**Extracted text:**
Convert Word to HTML with JavaScript in React

In web page development, transforming Word documents into HTML allows content creators to leverage the familiar Word document editing for crafting web-ready content. This approach not only structures the content appropriately for web delivery but also streamlines content management processes. Furthermore, by harnessing the capabilities of React, developers can execute this transformation directly within the browser on the client side, thereby simplifying the development workflow and potentially reducing load times and server costs.

This article demonstrates how to use Spire.Doc for JavaScript to convert Word documents to HTML files within React applications.

Install Spire.Doc for JavaScript

To get started with converting Word documents to HTML in a React application, you can either download Spire.Doc for JavaScript from our website or install it via npm with the following command:

npm i spire.doc

After that, copy the "Spire.Doc.Base.js" and "Spire.Doc.Base.wasm" files into the public folder of your project. Additionally, include the required font files to ensure accurate and consistent text rendering.

For more details, refer to the documentation: How to Integrate Spire.Doc for JavaScript in a React Project

Convert Word Documents to HTML Using JavaScript

With Spire.Doc for JavaScript, you can load Word documents into the WASM environment using the Document.LoadFromFile() method and convert them to HTML files with the Document.SaveToFile() method. This approach converts Word documents into HTML format with CSS files and images separated from the main HTML file, allowing developers to easily customize the HTML page.

Follow these steps to convert a Word document to HTML format using Spire.Doc for JavaScript in React:

  • Load the Spire.Doc.Base.js file to initialize the WebAssembly module.
  • Load the Word file into the virtual file system using the wasmModule.FetchFileToVFS() method.
  • Create a Document instance in the WASM module using the wasmModule.Document.Create() method.
  • Load the Word document into the Document instance using the Document.LoadFromFile() method.
  • Convert the Word document to HTML format using the Document.SaveToFile({ fileName: string, fileFormat: wasmModule.FileFormat.Html }) method.
  • Pack and download the result files or take further actions as needed.

Data listing
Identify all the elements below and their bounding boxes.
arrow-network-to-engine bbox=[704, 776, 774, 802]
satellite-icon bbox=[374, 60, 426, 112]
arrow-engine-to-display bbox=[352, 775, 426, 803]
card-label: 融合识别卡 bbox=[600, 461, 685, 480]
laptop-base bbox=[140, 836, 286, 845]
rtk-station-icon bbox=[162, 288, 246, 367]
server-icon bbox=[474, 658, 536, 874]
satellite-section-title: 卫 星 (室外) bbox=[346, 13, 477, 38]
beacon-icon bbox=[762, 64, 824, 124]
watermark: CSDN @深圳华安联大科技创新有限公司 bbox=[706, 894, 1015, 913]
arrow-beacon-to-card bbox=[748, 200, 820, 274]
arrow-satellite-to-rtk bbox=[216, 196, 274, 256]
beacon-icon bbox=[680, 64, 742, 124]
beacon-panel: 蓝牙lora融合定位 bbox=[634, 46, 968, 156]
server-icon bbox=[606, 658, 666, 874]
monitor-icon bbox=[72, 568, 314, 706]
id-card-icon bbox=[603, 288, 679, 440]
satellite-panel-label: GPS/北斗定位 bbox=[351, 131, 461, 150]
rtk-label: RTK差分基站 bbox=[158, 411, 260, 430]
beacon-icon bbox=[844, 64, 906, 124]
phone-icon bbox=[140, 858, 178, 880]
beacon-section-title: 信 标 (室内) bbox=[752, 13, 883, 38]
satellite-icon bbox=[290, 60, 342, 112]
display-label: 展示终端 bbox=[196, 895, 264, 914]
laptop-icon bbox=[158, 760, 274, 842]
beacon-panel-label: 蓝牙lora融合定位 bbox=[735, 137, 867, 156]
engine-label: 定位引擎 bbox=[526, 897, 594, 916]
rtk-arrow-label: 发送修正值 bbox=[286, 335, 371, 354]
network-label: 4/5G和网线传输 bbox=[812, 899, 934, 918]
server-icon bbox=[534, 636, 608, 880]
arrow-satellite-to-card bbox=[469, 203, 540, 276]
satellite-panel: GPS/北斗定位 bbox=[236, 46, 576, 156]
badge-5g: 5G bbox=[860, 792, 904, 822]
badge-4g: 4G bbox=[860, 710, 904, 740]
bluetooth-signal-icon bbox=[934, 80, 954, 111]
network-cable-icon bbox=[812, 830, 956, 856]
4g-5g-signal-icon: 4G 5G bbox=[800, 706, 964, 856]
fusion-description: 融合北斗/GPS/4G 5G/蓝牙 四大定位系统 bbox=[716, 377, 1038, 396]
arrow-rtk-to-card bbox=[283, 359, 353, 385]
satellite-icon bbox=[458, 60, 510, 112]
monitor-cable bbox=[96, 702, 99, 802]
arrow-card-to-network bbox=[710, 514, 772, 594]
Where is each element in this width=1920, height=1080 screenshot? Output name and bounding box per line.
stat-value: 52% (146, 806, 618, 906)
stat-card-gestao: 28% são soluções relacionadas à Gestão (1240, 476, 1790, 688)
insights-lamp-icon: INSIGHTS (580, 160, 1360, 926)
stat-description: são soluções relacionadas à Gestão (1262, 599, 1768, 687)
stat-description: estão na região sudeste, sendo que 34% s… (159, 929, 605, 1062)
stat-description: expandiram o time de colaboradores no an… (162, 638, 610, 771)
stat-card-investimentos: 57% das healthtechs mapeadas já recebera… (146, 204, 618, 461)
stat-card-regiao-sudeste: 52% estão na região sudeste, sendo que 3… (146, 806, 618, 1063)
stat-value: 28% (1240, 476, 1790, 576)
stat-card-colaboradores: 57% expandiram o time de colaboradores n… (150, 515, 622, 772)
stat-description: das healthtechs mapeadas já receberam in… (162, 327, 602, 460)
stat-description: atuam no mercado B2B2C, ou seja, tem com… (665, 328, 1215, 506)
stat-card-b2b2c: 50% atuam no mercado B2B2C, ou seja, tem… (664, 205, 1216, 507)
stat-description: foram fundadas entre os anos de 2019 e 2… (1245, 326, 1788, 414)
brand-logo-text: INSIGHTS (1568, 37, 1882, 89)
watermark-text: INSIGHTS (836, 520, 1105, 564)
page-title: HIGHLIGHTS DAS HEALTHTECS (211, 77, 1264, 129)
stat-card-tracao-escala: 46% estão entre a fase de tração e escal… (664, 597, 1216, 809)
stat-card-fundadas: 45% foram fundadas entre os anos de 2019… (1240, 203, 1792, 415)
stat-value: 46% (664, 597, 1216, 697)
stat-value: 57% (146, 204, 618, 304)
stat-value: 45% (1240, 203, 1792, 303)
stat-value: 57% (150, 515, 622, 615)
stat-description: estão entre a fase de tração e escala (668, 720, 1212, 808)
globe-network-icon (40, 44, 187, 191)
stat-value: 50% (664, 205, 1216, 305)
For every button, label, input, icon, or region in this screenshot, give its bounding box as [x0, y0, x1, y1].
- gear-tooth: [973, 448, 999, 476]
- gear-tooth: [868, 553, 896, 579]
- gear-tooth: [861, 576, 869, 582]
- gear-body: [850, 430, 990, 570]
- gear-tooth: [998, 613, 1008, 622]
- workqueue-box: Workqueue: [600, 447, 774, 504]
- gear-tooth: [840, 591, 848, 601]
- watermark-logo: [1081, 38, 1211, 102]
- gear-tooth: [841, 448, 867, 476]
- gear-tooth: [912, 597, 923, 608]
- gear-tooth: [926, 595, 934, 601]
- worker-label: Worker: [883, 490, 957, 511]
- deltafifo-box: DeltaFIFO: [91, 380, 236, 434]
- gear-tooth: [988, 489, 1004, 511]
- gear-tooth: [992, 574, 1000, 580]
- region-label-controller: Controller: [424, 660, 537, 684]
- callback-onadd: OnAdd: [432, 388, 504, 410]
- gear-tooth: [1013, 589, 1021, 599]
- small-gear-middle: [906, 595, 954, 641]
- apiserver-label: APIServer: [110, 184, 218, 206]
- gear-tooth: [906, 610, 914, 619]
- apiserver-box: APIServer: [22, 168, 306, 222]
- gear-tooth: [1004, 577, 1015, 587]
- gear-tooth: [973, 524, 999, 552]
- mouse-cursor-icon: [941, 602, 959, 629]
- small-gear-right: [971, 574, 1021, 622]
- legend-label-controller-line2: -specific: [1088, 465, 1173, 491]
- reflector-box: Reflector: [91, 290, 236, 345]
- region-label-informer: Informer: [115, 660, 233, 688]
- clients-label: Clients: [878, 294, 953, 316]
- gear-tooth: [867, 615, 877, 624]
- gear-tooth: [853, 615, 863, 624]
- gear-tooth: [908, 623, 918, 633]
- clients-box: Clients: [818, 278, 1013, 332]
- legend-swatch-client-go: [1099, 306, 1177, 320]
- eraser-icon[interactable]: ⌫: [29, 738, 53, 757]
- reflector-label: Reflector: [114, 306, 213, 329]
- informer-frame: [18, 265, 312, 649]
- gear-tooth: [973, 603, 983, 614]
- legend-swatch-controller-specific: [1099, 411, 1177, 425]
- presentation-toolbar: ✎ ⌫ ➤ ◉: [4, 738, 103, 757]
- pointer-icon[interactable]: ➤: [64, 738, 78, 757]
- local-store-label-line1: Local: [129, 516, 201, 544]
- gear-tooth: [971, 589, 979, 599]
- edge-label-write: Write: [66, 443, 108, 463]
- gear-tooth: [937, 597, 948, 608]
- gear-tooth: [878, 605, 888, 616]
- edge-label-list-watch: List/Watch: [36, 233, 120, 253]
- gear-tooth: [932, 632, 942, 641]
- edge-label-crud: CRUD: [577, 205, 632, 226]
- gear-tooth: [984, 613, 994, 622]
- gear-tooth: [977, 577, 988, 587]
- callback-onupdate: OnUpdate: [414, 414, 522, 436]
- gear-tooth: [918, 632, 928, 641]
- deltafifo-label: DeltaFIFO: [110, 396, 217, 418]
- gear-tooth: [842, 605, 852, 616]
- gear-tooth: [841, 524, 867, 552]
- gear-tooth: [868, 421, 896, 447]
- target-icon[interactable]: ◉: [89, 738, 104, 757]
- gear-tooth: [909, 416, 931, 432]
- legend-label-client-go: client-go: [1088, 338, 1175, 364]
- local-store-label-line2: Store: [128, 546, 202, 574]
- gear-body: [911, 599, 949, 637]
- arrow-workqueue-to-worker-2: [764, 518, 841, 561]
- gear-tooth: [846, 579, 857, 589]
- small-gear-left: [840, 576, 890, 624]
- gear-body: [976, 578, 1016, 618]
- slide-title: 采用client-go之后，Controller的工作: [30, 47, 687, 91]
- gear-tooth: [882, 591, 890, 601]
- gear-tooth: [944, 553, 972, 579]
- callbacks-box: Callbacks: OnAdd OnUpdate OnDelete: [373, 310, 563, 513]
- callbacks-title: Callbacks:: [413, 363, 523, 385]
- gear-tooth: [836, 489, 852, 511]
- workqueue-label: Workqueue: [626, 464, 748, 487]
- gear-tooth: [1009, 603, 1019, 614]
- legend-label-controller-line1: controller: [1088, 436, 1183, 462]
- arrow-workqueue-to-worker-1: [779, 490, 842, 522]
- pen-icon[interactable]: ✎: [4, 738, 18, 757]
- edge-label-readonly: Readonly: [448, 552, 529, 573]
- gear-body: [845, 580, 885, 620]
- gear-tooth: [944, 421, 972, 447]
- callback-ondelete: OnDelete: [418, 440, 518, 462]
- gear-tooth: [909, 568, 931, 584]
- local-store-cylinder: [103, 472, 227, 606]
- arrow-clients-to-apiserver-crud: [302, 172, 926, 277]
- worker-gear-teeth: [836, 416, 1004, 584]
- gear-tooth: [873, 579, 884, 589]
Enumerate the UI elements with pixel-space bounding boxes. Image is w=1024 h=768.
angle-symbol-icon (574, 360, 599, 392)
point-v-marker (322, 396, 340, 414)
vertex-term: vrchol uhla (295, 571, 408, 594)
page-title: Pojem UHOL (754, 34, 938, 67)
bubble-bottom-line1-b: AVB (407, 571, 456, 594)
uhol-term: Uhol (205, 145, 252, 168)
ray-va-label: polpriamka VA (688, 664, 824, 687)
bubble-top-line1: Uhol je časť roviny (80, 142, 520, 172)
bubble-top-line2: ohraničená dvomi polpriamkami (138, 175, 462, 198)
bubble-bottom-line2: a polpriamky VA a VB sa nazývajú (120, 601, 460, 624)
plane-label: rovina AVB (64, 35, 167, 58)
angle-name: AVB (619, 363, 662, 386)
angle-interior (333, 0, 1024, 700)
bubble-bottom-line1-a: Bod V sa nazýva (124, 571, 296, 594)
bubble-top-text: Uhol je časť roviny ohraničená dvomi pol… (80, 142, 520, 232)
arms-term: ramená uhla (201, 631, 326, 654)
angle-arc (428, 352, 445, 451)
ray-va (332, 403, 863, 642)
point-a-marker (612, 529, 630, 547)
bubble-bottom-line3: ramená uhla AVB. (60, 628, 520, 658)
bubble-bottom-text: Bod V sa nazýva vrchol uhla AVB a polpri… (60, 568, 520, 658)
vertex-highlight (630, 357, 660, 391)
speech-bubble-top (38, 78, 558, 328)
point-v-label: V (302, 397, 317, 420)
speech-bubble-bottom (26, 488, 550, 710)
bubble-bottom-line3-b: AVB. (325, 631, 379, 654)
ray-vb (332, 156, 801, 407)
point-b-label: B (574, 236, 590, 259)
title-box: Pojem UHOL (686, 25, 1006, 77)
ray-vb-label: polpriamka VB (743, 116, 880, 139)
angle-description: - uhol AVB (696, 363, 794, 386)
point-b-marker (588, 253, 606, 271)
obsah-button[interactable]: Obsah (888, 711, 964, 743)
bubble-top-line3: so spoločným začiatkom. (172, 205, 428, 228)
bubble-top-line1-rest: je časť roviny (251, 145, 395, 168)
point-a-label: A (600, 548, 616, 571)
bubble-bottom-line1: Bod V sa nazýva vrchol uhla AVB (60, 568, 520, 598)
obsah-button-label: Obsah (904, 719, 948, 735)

**Objective:**
Please rewrite the Word-to-HTML article, beginning at the words "With Spire.Doc for" and stopping after "the wasmModule.Document.Create() method.", with "virtual file system" changed to "in-memory file system".

**Response below:**
With Spire.Doc for JavaScript, you can load Word documents into the WASM environment using the Document.LoadFromFile() method and convert them to HTML files with the Document.SaveToFile() method. This approach converts Word documents into HTML format with CSS files and images separated from the main HTML file, allowing developers to easily customize the HTML page.

Follow these steps to convert a Word document to HTML format using Spire.Doc for JavaScript in React:

  • Load the Spire.Doc.Base.js file to initialize the WebAssembly module.
  • Load the Word file into the in-memory file system using the wasmModule.FetchFileToVFS() method.
  • Create a Document instance in the WASM module using the wasmModule.Document.Create() method.